* _Collected data_
◇ ◇ ◇ ◇ ◇

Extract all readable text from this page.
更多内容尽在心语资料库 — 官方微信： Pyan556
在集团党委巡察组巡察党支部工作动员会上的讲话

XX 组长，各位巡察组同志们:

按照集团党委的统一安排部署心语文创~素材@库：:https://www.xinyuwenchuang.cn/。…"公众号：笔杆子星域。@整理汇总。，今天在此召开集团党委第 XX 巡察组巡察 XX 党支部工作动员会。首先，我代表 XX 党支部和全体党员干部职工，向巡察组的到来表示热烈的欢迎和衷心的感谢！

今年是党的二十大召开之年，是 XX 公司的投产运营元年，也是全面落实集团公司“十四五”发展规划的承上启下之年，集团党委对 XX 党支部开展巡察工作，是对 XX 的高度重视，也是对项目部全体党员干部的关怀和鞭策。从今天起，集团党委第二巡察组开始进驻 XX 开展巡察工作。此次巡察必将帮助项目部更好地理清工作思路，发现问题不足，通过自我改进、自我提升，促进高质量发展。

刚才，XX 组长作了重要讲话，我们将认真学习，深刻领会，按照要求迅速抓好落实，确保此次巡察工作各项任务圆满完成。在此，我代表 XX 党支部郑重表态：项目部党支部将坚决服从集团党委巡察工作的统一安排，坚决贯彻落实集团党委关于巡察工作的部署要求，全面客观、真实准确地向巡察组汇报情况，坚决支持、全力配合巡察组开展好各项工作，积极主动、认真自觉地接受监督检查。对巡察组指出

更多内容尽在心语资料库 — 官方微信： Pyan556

◇ ◇ ◇ ◇ ◇

Retype the material above, line by line, exactly.

* _Final result_
Extract all readable text from this page.
更多内容尽在心语资料库 — 官方微信： Pyan556
在集团党委巡察组巡察党支部工作动员会上的讲话

XX 组长，各位巡察组同志们:

按照集团党委的统一安排部署心语文创~素材@库：:https://www.xinyuwenchuang.cn/。…"公众号：笔杆子星域。@整理汇总。，今天在此召开集团党委第 XX 巡察组巡察 XX 党支部工作动员会。首先，我代表 XX 党支部和全体党员干部职工，向巡察组的到来表示热烈的欢迎和衷心的感谢！

今年是党的二十大召开之年，是 XX 公司的投产运营元年，也是全面落实集团公司“十四五”发展规划的承上启下之年，集团党委对 XX 党支部开展巡察工作，是对 XX 的高度重视，也是对项目部全体党员干部的关怀和鞭策。从今天起，集团党委第二巡察组开始进驻 XX 开展巡察工作。此次巡察必将帮助项目部更好地理清工作思路，发现问题不足，通过自我改进、自我提升，促进高质量发展。

刚才，XX 组长作了重要讲话，我们将认真学习，深刻领会，按照要求迅速抓好落实，确保此次巡察工作各项任务圆满完成。在此，我代表 XX 党支部郑重表态：项目部党支部将坚决服从集团党委巡察工作的统一安排，坚决贯彻落实集团党委关于巡察工作的部署要求，全面客观、真实准确地向巡察组汇报情况，坚决支持、全力配合巡察组开展好各项工作，积极主动、认真自觉地接受监督检查。对巡察组指出

更多内容尽在心语资料库 — 官方微信： Pyan556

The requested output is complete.